Stored dataset items
┄┄┄┄┄┄┄┄┄┄
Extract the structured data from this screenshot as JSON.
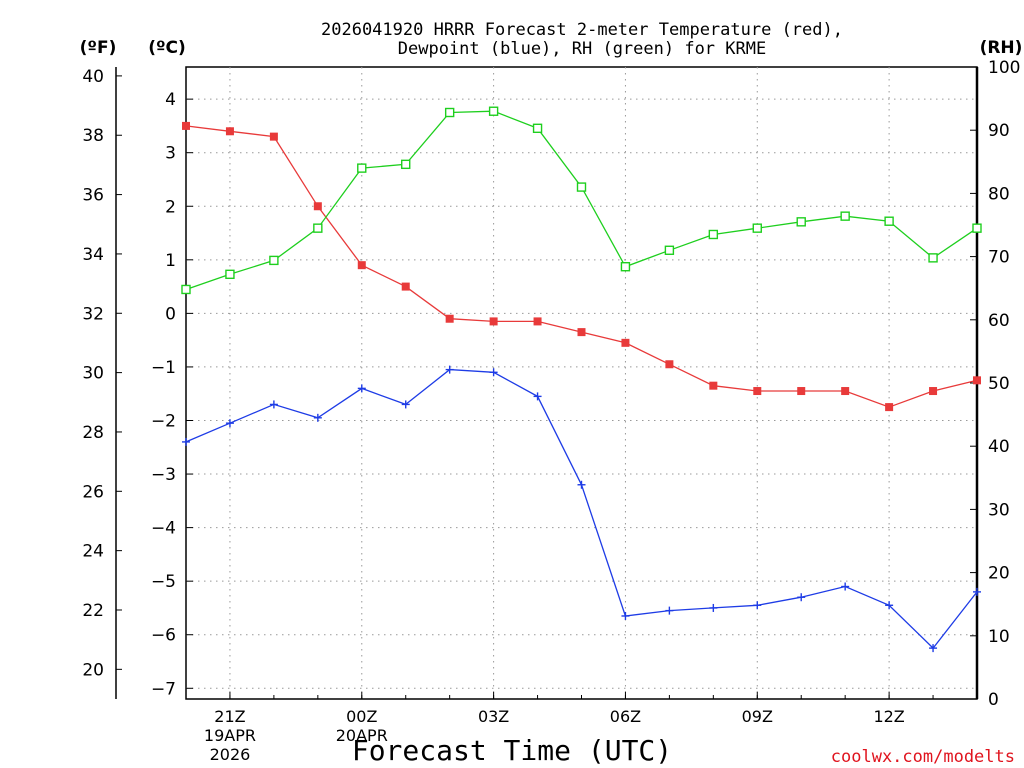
{
  "chart_data": {
    "type": "line",
    "title_line1": "2026041920 HRRR Forecast 2-meter Temperature (red),",
    "title_line2": "Dewpoint (blue), RH (green) for KRME",
    "xlabel": "Forecast Time (UTC)",
    "credit": "coolwx.com/modelts",
    "units": {
      "fahrenheit": "(ºF)",
      "celsius": "(ºC)",
      "rh": "(RH)"
    },
    "x_hours": [
      20,
      21,
      22,
      23,
      24,
      25,
      26,
      27,
      28,
      29,
      30,
      31,
      32,
      33,
      34,
      35,
      36,
      37,
      38
    ],
    "xlim": [
      20,
      38
    ],
    "x_ticks": [
      {
        "hour": 21,
        "lines": [
          "21Z",
          "19APR",
          "2026"
        ]
      },
      {
        "hour": 24,
        "lines": [
          "00Z",
          "20APR"
        ]
      },
      {
        "hour": 27,
        "lines": [
          "03Z"
        ]
      },
      {
        "hour": 30,
        "lines": [
          "06Z"
        ]
      },
      {
        "hour": 33,
        "lines": [
          "09Z"
        ]
      },
      {
        "hour": 36,
        "lines": [
          "12Z"
        ]
      }
    ],
    "y_celsius": {
      "ylim": [
        -7.2,
        4.6
      ],
      "ticks": [
        -7,
        -6,
        -5,
        -4,
        -3,
        -2,
        -1,
        0,
        1,
        2,
        3,
        4
      ]
    },
    "y_fahrenheit": {
      "ylim": [
        19.0,
        40.3
      ],
      "ticks": [
        20,
        22,
        24,
        26,
        28,
        30,
        32,
        34,
        36,
        38,
        40
      ]
    },
    "y_rh": {
      "ylim": [
        0,
        100
      ],
      "ticks": [
        0,
        10,
        20,
        30,
        40,
        50,
        60,
        70,
        80,
        90,
        100
      ]
    },
    "series": [
      {
        "name": "Temperature",
        "axis": "celsius",
        "color": "#e83a3a",
        "marker": "filled-square",
        "values": [
          3.5,
          3.4,
          3.3,
          2.0,
          0.9,
          0.5,
          -0.1,
          -0.15,
          -0.15,
          -0.35,
          -0.55,
          -0.95,
          -1.35,
          -1.45,
          -1.45,
          -1.45,
          -1.75,
          -1.45,
          -1.25
        ]
      },
      {
        "name": "Dewpoint",
        "axis": "celsius",
        "color": "#1e3ce6",
        "marker": "plus",
        "values": [
          -2.4,
          -2.05,
          -1.7,
          -1.95,
          -1.4,
          -1.7,
          -1.05,
          -1.1,
          -1.55,
          -3.2,
          -5.65,
          -5.55,
          -5.5,
          -5.45,
          -5.3,
          -5.1,
          -5.45,
          -6.25,
          -5.2
        ]
      },
      {
        "name": "RH",
        "axis": "rh",
        "color": "#1ecf1e",
        "marker": "open-square",
        "values": [
          64.8,
          67.2,
          69.4,
          74.5,
          84.0,
          84.6,
          92.8,
          93.0,
          90.3,
          81.0,
          68.4,
          71.0,
          73.5,
          74.5,
          75.5,
          76.4,
          75.6,
          69.8,
          74.5
        ]
      }
    ]
  }
}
┄┄┄┄┄┄┄┄┄┄
▸ GIVEN REQUEST: Reproduce every line above as written, skipping pictures.

▸ EXERCISE RESULT:
Extract the structured data from this screenshot as JSON.
{
  "chart_data": {
    "type": "line",
    "title_line1": "2026041920 HRRR Forecast 2-meter Temperature (red),",
    "title_line2": "Dewpoint (blue), RH (green) for KRME",
    "xlabel": "Forecast Time (UTC)",
    "credit": "coolwx.com/modelts",
    "units": {
      "fahrenheit": "(ºF)",
      "celsius": "(ºC)",
      "rh": "(RH)"
    },
    "x_hours": [
      20,
      21,
      22,
      23,
      24,
      25,
      26,
      27,
      28,
      29,
      30,
      31,
      32,
      33,
      34,
      35,
      36,
      37,
      38
    ],
    "xlim": [
      20,
      38
    ],
    "x_ticks": [
      {
        "hour": 21,
        "lines": [
          "21Z",
          "19APR",
          "2026"
        ]
      },
      {
        "hour": 24,
        "lines": [
          "00Z",
          "20APR"
        ]
      },
      {
        "hour": 27,
        "lines": [
          "03Z"
        ]
      },
      {
        "hour": 30,
        "lines": [
          "06Z"
        ]
      },
      {
        "hour": 33,
        "lines": [
          "09Z"
        ]
      },
      {
        "hour": 36,
        "lines": [
          "12Z"
        ]
      }
    ],
    "y_celsius": {
      "ylim": [
        -7.2,
        4.6
      ],
      "ticks": [
        -7,
        -6,
        -5,
        -4,
        -3,
        -2,
        -1,
        0,
        1,
        2,
        3,
        4
      ]
    },
    "y_fahrenheit": {
      "ylim": [
        19.0,
        40.3
      ],
      "ticks": [
        20,
        22,
        24,
        26,
        28,
        30,
        32,
        34,
        36,
        38,
        40
      ]
    },
    "y_rh": {
      "ylim": [
        0,
        100
      ],
      "ticks": [
        0,
        10,
        20,
        30,
        40,
        50,
        60,
        70,
        80,
        90,
        100
      ]
    },
    "series": [
      {
        "name": "Temperature",
        "axis": "celsius",
        "color": "#e83a3a",
        "marker": "filled-square",
        "values": [
          3.5,
          3.4,
          3.3,
          2.0,
          0.9,
          0.5,
          -0.1,
          -0.15,
          -0.15,
          -0.35,
          -0.55,
          -0.95,
          -1.35,
          -1.45,
          -1.45,
          -1.45,
          -1.75,
          -1.45,
          -1.25
        ]
      },
      {
        "name": "Dewpoint",
        "axis": "celsius",
        "color": "#1e3ce6",
        "marker": "plus",
        "values": [
          -2.4,
          -2.05,
          -1.7,
          -1.95,
          -1.4,
          -1.7,
          -1.05,
          -1.1,
          -1.55,
          -3.2,
          -5.65,
          -5.55,
          -5.5,
          -5.45,
          -5.3,
          -5.1,
          -5.45,
          -6.25,
          -5.2
        ]
      },
      {
        "name": "RH",
        "axis": "rh",
        "color": "#1ecf1e",
        "marker": "open-square",
        "values": [
          64.8,
          67.2,
          69.4,
          74.5,
          84.0,
          84.6,
          92.8,
          93.0,
          90.3,
          81.0,
          68.4,
          71.0,
          73.5,
          74.5,
          75.5,
          76.4,
          75.6,
          69.8,
          74.5
        ]
      }
    ]
  }
}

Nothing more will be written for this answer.